SOAL SINGKAT A
Tentukan apakah setiap pernyataan berikut sesuai dengan kutipan berita tentang diskusi pedagogik IKA UNJ. Jawablah "ya" atau "tidak" disertai kutipan kata-kata penentu dari berita tersebut. (i) Diskusi diselenggarakan melalui Zoom Meeting pada hari Rabu. (ii) IKA UNJ baru pertama kali menggelar diskusi pedagogik. (iii) Rektor UNJ Prof Komarudin hadir langsung untuk menyampaikan sambutan.
SOAL SINGKAT B
Tuliskan lanjutan kutipan berita tentang diskusi pedagogik IKA UNJ, dimulai setelah kalimat terakhirnya.

KUTIPAN PILIHAN
☆ ☆ ☆ ☆ ☆ ☆ ☆

Hot Topic Nasional

Undang Dubes RI untuk Jepang, IKA UNJ Gelar Diskusi Pedagogik dalam Perspektif Merdeka Belajar

Channel9.id – Jakarta. Ikatan Alumni Universitas Negeri Jakarta (IKA UNJ) kembali menggelar Forum Diskusi Pedagogik (FDP) dalam webinar bertajuk ‘Refleksi Pedagogik dalam Perspektif Merdeka Belajar’ melalui Zoom Meeting, Rabu (13/9/2023). Pada diskusi kali ini, IKA UNJ menghadirkan Duta Besar Republik Indonesia (Dubes RI) untuk Jepang Heri Akhmadi sebagai pembicara.

Ketua IKA UNJ Juri Ardiantoro menyampaikan alasan pihaknya mengundang Heri Akhmadi. Menurutnya, Jepang merupakan negara Asia yang mengelola pendidikannya dengan baik. Sehingga, lanjutnya, Jepang memiliki sumber daya manusia yang berkualitas karena pendidikannya.

“Kami mengundang Pak Dubes karena kami tahu bukan saja beliau ada di Jepang, salah satu negara Asia yang kita bisa berkiblat banyak hal di sana, terutama dalam mengelola pendidikannya sehingga sumber daya manusia di Jepang itu sumber daya yang bisa menjadi contoh kita semua,” kata Juri dalam sambutannya.

“Ada banyak hal yang bisa kita pelajari dalam prinsip kependidikan maupun praktik kependidikan,” sambungnya.

Sebagai bagian dari keluarga besar UNJ, Juri mengatakan IKA UNJ sudah secara rutin menggelar diskusi pedagogik dalam dua tahun terakhir ini. Baginya, diskusi mengenai pedagogik merupakan tradisi UNJ sebagai Lembaga Pendidikan Tenaga Kependidikan (LPTK).

“IKA UNJ sebagai bagian dari keluarga besar UNJ, mengambil peran di dalam mengisi ruang-ruang yang mungkin belum penuh terkait dengan diskursus pedagogik. Pada akhirnya, diskursus ini akan menjadi salah satu isu yang penting kita di dalam menata sistem pendidikan nasional kita,” tutur Juri yang juga menjabat Deputi IV Kepala Staf Kepresidenan (KSP).

Lebih lanjut, ia berharap diskusi ini dapat menjadi sumbangsih yang dapat bermanfaat bagi kebijakan pendidikan Indonesia.

“Kita ingin kebijakan pendidikan nasional kita betul-betul tidak lari dari prinsip-prinsip, nilai-nilai, dan tujuan pedagogik kita. Mudah-mudahan ini menjadi bagian dari sumbangsih para alumni IKIP atau para alumni UNJ ataupun alumni universitas kependidikan yang lain,” pungkasnya.

Sambutan lainnya datang dari Wakil Rektor I UNJ Prof Suyono mewakili Rektor UNJ Prof Komarudin yang tengah memimpin rapat senat terkait persiapan UNJ menuju Perguruan Tinggi Negeri-Berbadan Hukum (PTN-BH). Suyono mengungkapkan Merdeka Belajar merupakan bagian dari proses mahasiswa untuk dapat mencapai kompetensi yang telah ditetapkan kurikulum program studi (prodi).

☆ ☆ ☆ ☆ ☆ ☆ ☆

DATA YANG DIBERIKAN
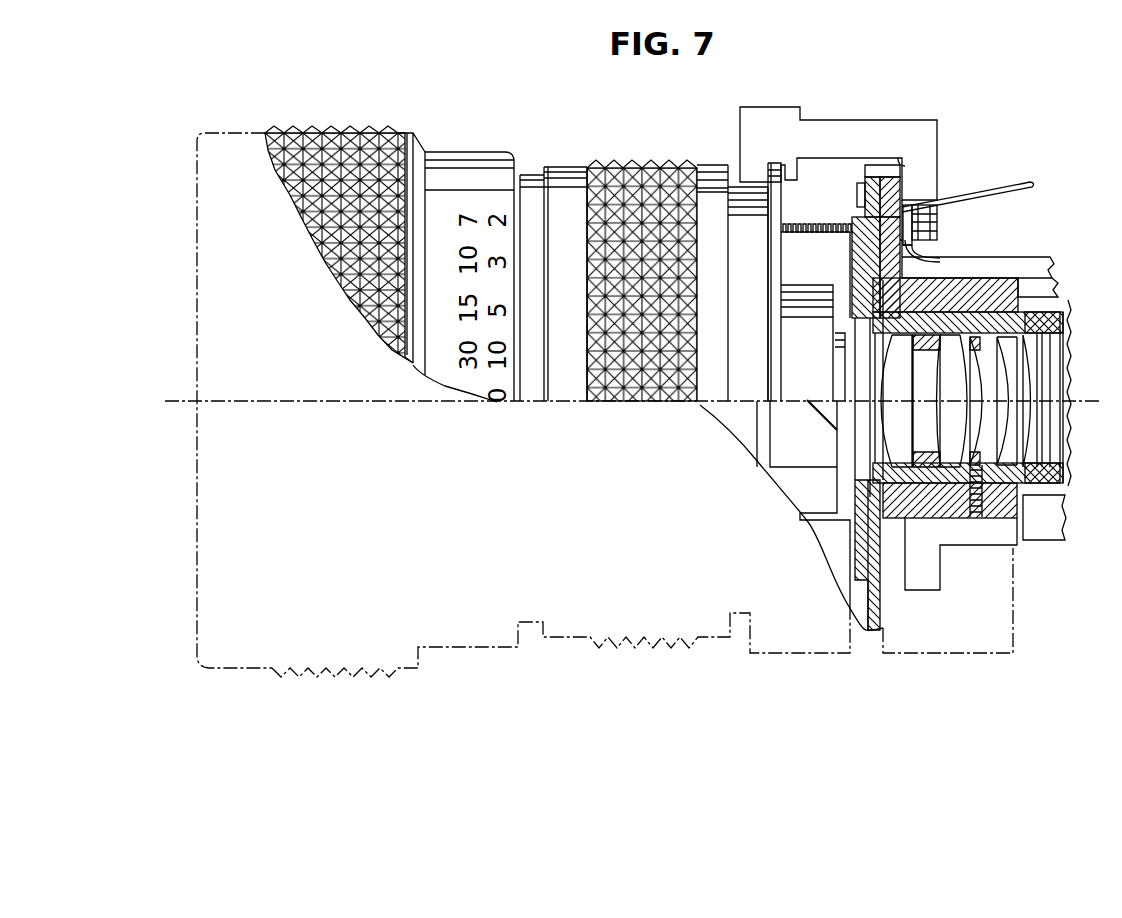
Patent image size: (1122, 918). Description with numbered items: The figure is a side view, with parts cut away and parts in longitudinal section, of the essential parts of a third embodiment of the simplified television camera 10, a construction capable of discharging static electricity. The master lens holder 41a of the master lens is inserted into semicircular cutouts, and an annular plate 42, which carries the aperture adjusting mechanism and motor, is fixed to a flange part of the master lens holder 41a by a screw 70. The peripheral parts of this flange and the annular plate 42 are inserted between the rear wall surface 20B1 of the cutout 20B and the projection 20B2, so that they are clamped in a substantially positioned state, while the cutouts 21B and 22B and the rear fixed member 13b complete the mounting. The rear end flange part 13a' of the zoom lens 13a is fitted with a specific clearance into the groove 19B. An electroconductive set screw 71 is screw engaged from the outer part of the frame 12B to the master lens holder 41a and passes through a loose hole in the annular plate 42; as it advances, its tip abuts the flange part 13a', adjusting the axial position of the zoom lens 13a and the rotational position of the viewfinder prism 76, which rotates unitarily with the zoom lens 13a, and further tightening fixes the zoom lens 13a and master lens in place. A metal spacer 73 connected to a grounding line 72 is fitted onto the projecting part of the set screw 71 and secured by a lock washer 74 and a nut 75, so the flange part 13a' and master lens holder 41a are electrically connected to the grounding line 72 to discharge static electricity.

The television camera 10 is at (480, 93).
The frame 12B is at (757, 106).
The zoom lens 13a is at (563, 261).
The rear end flange part 13a' is at (769, 505).
The rear fixed member 13b is at (1027, 492).
The groove 19B is at (770, 165).
The cutout 20B is at (873, 165).
The rear wall surface of cutout 20B1 is at (905, 157).
The projection 20B2 is at (795, 462).
The rear lens frame 21B is at (1030, 286).
The mount ring 22B is at (1053, 297).
The master lens holder 41a is at (940, 515).
The annular plate 42 is at (860, 548).
The screw 70 is at (857, 188).
The set screw 71 is at (820, 222).
The grounding line 72 is at (1005, 184).
The metal spacer 73 is at (910, 262).
The lock washer 74 is at (912, 255).
The nut 75 is at (933, 227).
The prism 76 is at (828, 412).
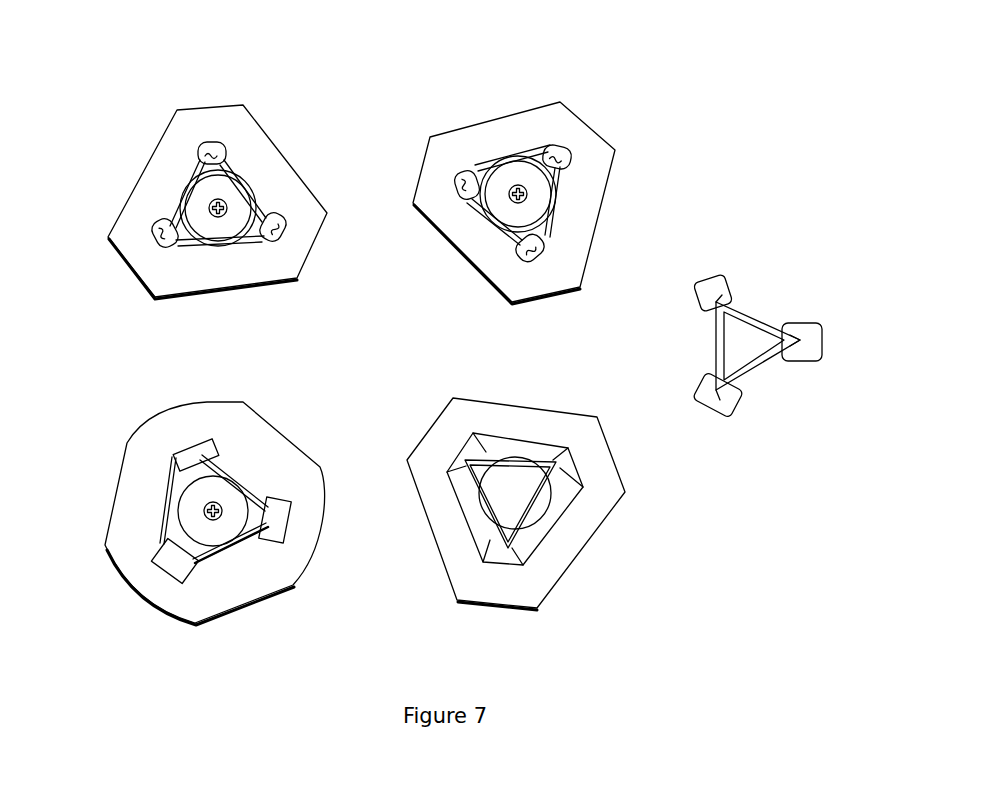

☆ ☆ ☆ ☆ ☆ ☆ ☆

JAWABAN A
(i) Ya: "melalui Zoom Meeting, Rabu (13/9/2023)".
(ii) Tidak: "IKA UNJ sudah secara rutin menggelar diskusi pedagogik dalam dua tahun terakhir ini".
(iii) Tidak: "Wakil Rektor I UNJ Prof Suyono mewakili Rektor UNJ Prof Komarudin yang tengah memimpin rapat senat".

JAWABAN B
Ia mencontohkan mahasiswa prodi tehnik yang memiliki profil sebagai calon insinyur. Dengan adanya program Merdeka Belajar, kata Suyono, mahasiswa tehnik memiliki kesempatan untuk mengenal dunia kerja sehingga memiliki pengalaman yang nantinya berguna saat mereka lulus.

“Apa yang terjadi di UNJ sebelumnya misalkan untuk program studi-program studi ketehnikan, mereka jelas punya profil kalau lulus menjadi insinyur. Maka, kebijakan Merdeka Belajar dari Mas Menteri (Mendikbudristek Nadiem Makarim) saya kira sangat relevan sekali karena memang sebagai calon insinyur mestinya sebelum nanti terjun di dunia kerja lalu punya pengalaman harus nyebur dulu untuk ke lapangan kerja untuk bisa mendapatkan kompetensi yang nanti dibutuhkan pada saat nanti mereka lulus,” ungkapnya.

Suyono pun menegaskan UNJ akan terus merancang program-program yang mendukung program Merdeka Belajar. Lebih lanjut, ia mengungkit Indikator Kinerja Utama (IKU) UNJ yang sudah mengalami peningkatan bahkan melampaui target Kemendikbudristek.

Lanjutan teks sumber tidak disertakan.